## DATA RECORDS
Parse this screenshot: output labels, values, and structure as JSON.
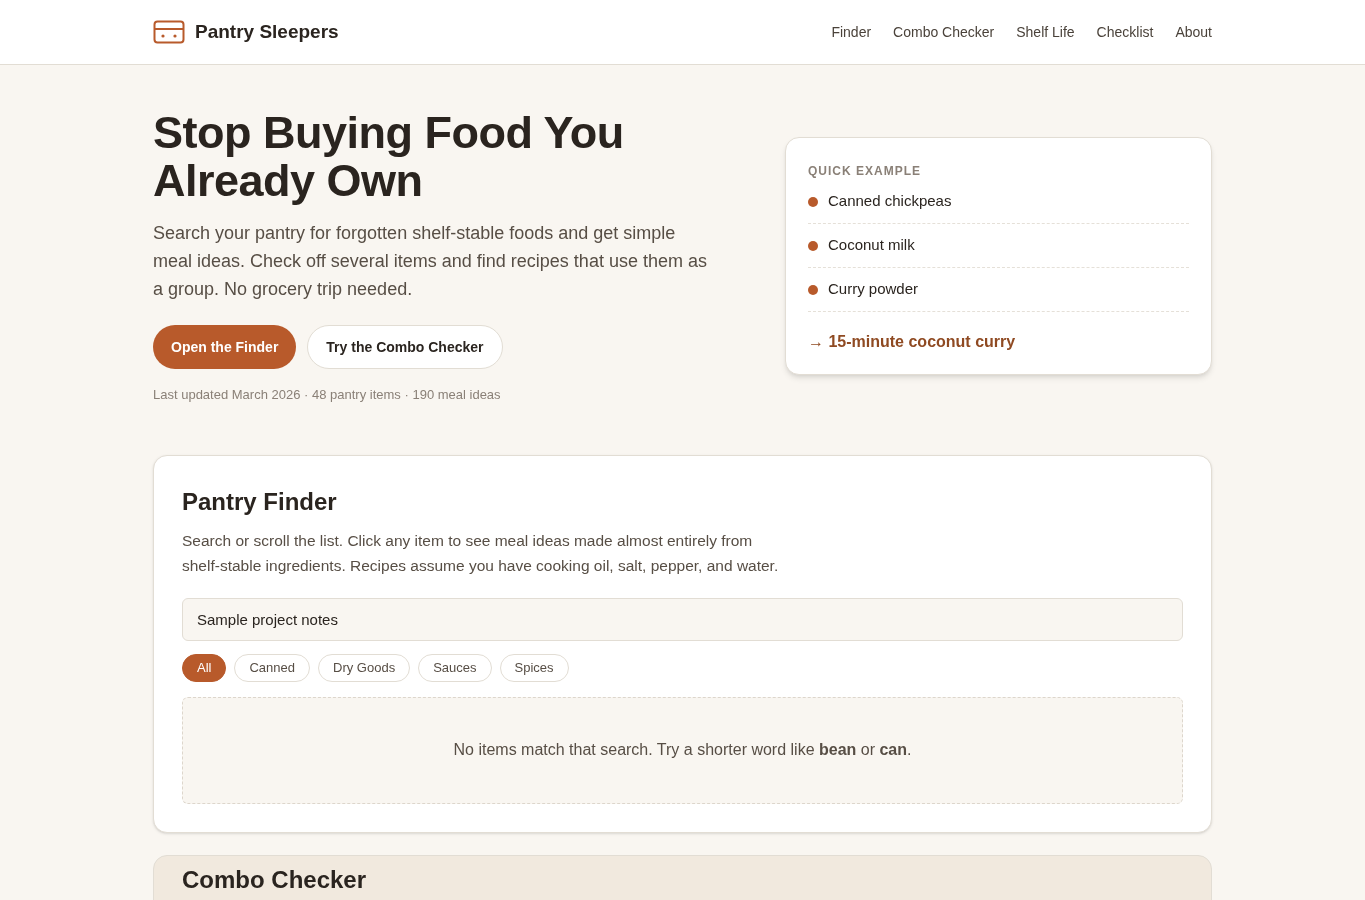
{
  "header": {
    "brand": "Pantry Sleepers",
    "nav": [
      "Finder",
      "Combo Checker",
      "Shelf Life",
      "Checklist",
      "About"
    ]
  },
  "hero": {
    "title": "Stop Buying Food You Already Own",
    "intro": "Search your pantry for forgotten shelf-stable foods and get simple meal ideas. Check off several items and find recipes that use them as a group. No grocery trip needed.",
    "buttons": [
      {
        "label": "Open the Finder",
        "kind": "primary"
      },
      {
        "label": "Try the Combo Checker",
        "kind": "secondary"
      }
    ],
    "meta": "Last updated March 2026 · 48 pantry items · 190 meal ideas"
  },
  "example": {
    "heading": "QUICK EXAMPLE",
    "items": [
      {
        "label": "Canned chickpeas",
        "color": "#b85a2b"
      },
      {
        "label": "Coconut milk",
        "color": "#b85a2b"
      },
      {
        "label": "Curry powder",
        "color": "#b85a2b"
      }
    ],
    "result": "→ 15-minute coconut curry"
  },
  "finder": {
    "title": "Pantry Finder",
    "description": "Search or scroll the list. Click any item to see meal ideas made almost entirely from shelf-stable ingredients. Recipes assume you have cooking oil, salt, pepper, and water.",
    "search_value": "Sample project notes",
    "filters": [
      {
        "label": "All",
        "selected": true
      },
      {
        "label": "Canned",
        "selected": false
      },
      {
        "label": "Dry Goods",
        "selected": false
      },
      {
        "label": "Sauces",
        "selected": false
      },
      {
        "label": "Spices",
        "selected": false
      }
    ],
    "empty_message": "No items match that search. Try a shorter word like **bean** or **can**."
  },
  "combo": {
    "title": "Combo Checker"
  }
}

## THE TASK
Retype all entries exactly as they appear, dropping the images.

## SOLUTION BELOW
Parse this screenshot: output labels, values, and structure as JSON.
{
  "header": {
    "brand": "Pantry Sleepers",
    "nav": [
      "Finder",
      "Combo Checker",
      "Shelf Life",
      "Checklist",
      "About"
    ]
  },
  "hero": {
    "title": "Stop Buying Food You Already Own",
    "intro": "Search your pantry for forgotten shelf-stable foods and get simple meal ideas. Check off several items and find recipes that use them as a group. No grocery trip needed.",
    "buttons": [
      {
        "label": "Open the Finder",
        "kind": "primary"
      },
      {
        "label": "Try the Combo Checker",
        "kind": "secondary"
      }
    ],
    "meta": "Last updated March 2026 · 48 pantry items · 190 meal ideas"
  },
  "example": {
    "heading": "QUICK EXAMPLE",
    "items": [
      {
        "label": "Canned chickpeas",
        "color": "#b85a2b"
      },
      {
        "label": "Coconut milk",
        "color": "#b85a2b"
      },
      {
        "label": "Curry powder",
        "color": "#b85a2b"
      }
    ],
    "result": "→ 15-minute coconut curry"
  },
  "finder": {
    "title": "Pantry Finder",
    "description": "Search or scroll the list. Click any item to see meal ideas made almost entirely from shelf-stable ingredients. Recipes assume you have cooking oil, salt, pepper, and water.",
    "search_value": "Sample project notes",
    "filters": [
      {
        "label": "All",
        "selected": true
      },
      {
        "label": "Canned",
        "selected": false
      },
      {
        "label": "Dry Goods",
        "selected": false
      },
      {
        "label": "Sauces",
        "selected": false
      },
      {
        "label": "Spices",
        "selected": false
      }
    ],
    "empty_message": "No items match that search. Try a shorter word like **bean** or **can**."
  },
  "combo": {
    "title": "Combo Checker"
  }
}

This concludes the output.